DO THIS: Copy out the data exactly, leaving the pictures behind.

start EXTRACTED ENTRIES

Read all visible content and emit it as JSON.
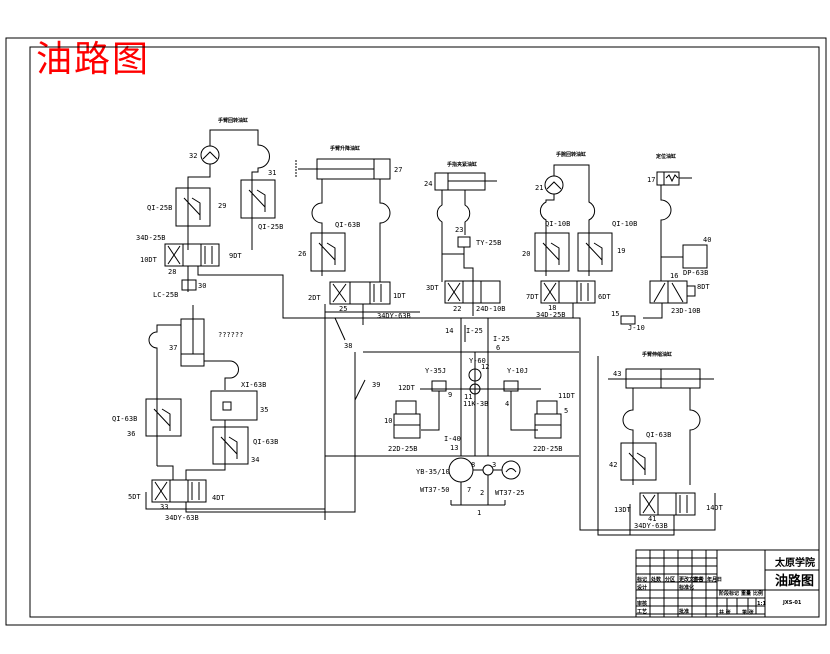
{
  "page_title": "油路图",
  "title_color": "#ff0000",
  "subsystems": {
    "rotate_cyl": "手臂回转油缸",
    "lift_cyl": "手臂升降油缸",
    "clamp_cyl": "手指夹紧油缸",
    "wrist_cyl": "手腕回转油缸",
    "locate_cyl": "定位油缸",
    "extend_cyl": "手臂伸缩油缸",
    "unknown_cyl": "??????"
  },
  "components": {
    "c1": "1",
    "c2": "2",
    "c3": "3",
    "c4": "4",
    "c5": "5",
    "c6": "6",
    "c7": "7",
    "c8": "8",
    "c9": "9",
    "c10": "10",
    "c11": "11",
    "c12": "12",
    "c13": "13",
    "c14": "14",
    "c15": "15",
    "c16": "16",
    "c17": "17",
    "c18": "18",
    "c19": "19",
    "c20": "20",
    "c21": "21",
    "c22": "22",
    "c23": "23",
    "c24": "24",
    "c25": "25",
    "c26": "26",
    "c27": "27",
    "c28": "28",
    "c29": "29",
    "c30": "30",
    "c31": "31",
    "c32": "32",
    "c33": "33",
    "c34": "34",
    "c35": "35",
    "c36": "36",
    "c37": "37",
    "c38": "38",
    "c39": "39",
    "c40": "40",
    "c41": "41",
    "c42": "42",
    "c43": "43"
  },
  "models": {
    "qi25b_a": "QI-25B",
    "qi25b_b": "QI-25B",
    "v34d25b_a": "34D-25B",
    "lc25b": "LC-25B",
    "qi63b_a": "QI-63B",
    "v34dy63b_a": "34DY-63B",
    "ty25b": "TY-25B",
    "v24d10b": "24D-10B",
    "qi10b_a": "QI-10B",
    "qi10b_b": "QI-10B",
    "v34d25b_b": "34D-25B",
    "dp63b": "DP-63B",
    "v23d10b": "23D-10B",
    "j10": "J-10",
    "i25_a": "I-25",
    "i25_b": "I-25",
    "y60": "Y-60",
    "y35j": "Y-35J",
    "y10j": "Y-10J",
    "k3b": "11K-3B",
    "v22d25b_a": "22D-25B",
    "v22d25b_b": "22D-25B",
    "i40": "I-40",
    "pump": "YB-35/10",
    "wt50": "WT37-50",
    "wt25": "WT37-25",
    "xi63b": "XI-63B",
    "qi63b_b": "QI-63B",
    "qi63b_c": "QI-63B",
    "v34dy63b_b": "34DY-63B",
    "qi63b_d": "QI-63B",
    "v34dy63b_c": "34DY-63B"
  },
  "solenoids": {
    "s1": "1DT",
    "s2": "2DT",
    "s3": "3DT",
    "s4": "4DT",
    "s5": "5DT",
    "s6": "6DT",
    "s7": "7DT",
    "s8": "8DT",
    "s9": "9DT",
    "s10": "10DT",
    "s11": "11DT",
    "s12": "12DT",
    "s13": "13DT",
    "s14": "14DT"
  },
  "title_block": {
    "school": "太原学院",
    "drawing_name": "油路图",
    "drawing_no": "JXS-01",
    "scale": "1:1",
    "sheet_label": "共 张",
    "page_label": "第 张",
    "stage_label": "阶段标记",
    "weight_label": "重量",
    "scale_label": "比例",
    "rows": [
      "标记",
      "设计",
      "审核",
      "工艺"
    ],
    "cols": [
      "处数",
      "分区",
      "更改文件号",
      "签名",
      "年月日"
    ],
    "std_label": "标准化",
    "approve_label": "批准"
  }
}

end EXTRACTED ENTRIES

ANSWER:
Read all visible content and emit it as JSON.
{
  "page_title": "油路图",
  "title_color": "#ff0000",
  "subsystems": {
    "rotate_cyl": "手臂回转油缸",
    "lift_cyl": "手臂升降油缸",
    "clamp_cyl": "手指夹紧油缸",
    "wrist_cyl": "手腕回转油缸",
    "locate_cyl": "定位油缸",
    "extend_cyl": "手臂伸缩油缸",
    "unknown_cyl": "??????"
  },
  "components": {
    "c1": "1",
    "c2": "2",
    "c3": "3",
    "c4": "4",
    "c5": "5",
    "c6": "6",
    "c7": "7",
    "c8": "8",
    "c9": "9",
    "c10": "10",
    "c11": "11",
    "c12": "12",
    "c13": "13",
    "c14": "14",
    "c15": "15",
    "c16": "16",
    "c17": "17",
    "c18": "18",
    "c19": "19",
    "c20": "20",
    "c21": "21",
    "c22": "22",
    "c23": "23",
    "c24": "24",
    "c25": "25",
    "c26": "26",
    "c27": "27",
    "c28": "28",
    "c29": "29",
    "c30": "30",
    "c31": "31",
    "c32": "32",
    "c33": "33",
    "c34": "34",
    "c35": "35",
    "c36": "36",
    "c37": "37",
    "c38": "38",
    "c39": "39",
    "c40": "40",
    "c41": "41",
    "c42": "42",
    "c43": "43"
  },
  "models": {
    "qi25b_a": "QI-25B",
    "qi25b_b": "QI-25B",
    "v34d25b_a": "34D-25B",
    "lc25b": "LC-25B",
    "qi63b_a": "QI-63B",
    "v34dy63b_a": "34DY-63B",
    "ty25b": "TY-25B",
    "v24d10b": "24D-10B",
    "qi10b_a": "QI-10B",
    "qi10b_b": "QI-10B",
    "v34d25b_b": "34D-25B",
    "dp63b": "DP-63B",
    "v23d10b": "23D-10B",
    "j10": "J-10",
    "i25_a": "I-25",
    "i25_b": "I-25",
    "y60": "Y-60",
    "y35j": "Y-35J",
    "y10j": "Y-10J",
    "k3b": "11K-3B",
    "v22d25b_a": "22D-25B",
    "v22d25b_b": "22D-25B",
    "i40": "I-40",
    "pump": "YB-35/10",
    "wt50": "WT37-50",
    "wt25": "WT37-25",
    "xi63b": "XI-63B",
    "qi63b_b": "QI-63B",
    "qi63b_c": "QI-63B",
    "v34dy63b_b": "34DY-63B",
    "qi63b_d": "QI-63B",
    "v34dy63b_c": "34DY-63B"
  },
  "solenoids": {
    "s1": "1DT",
    "s2": "2DT",
    "s3": "3DT",
    "s4": "4DT",
    "s5": "5DT",
    "s6": "6DT",
    "s7": "7DT",
    "s8": "8DT",
    "s9": "9DT",
    "s10": "10DT",
    "s11": "11DT",
    "s12": "12DT",
    "s13": "13DT",
    "s14": "14DT"
  },
  "title_block": {
    "school": "太原学院",
    "drawing_name": "油路图",
    "drawing_no": "JXS-01",
    "scale": "1:1",
    "sheet_label": "共 张",
    "page_label": "第 张",
    "stage_label": "阶段标记",
    "weight_label": "重量",
    "scale_label": "比例",
    "rows": [
      "标记",
      "设计",
      "审核",
      "工艺"
    ],
    "cols": [
      "处数",
      "分区",
      "更改文件号",
      "签名",
      "年月日"
    ],
    "std_label": "标准化",
    "approve_label": "批准"
  }
}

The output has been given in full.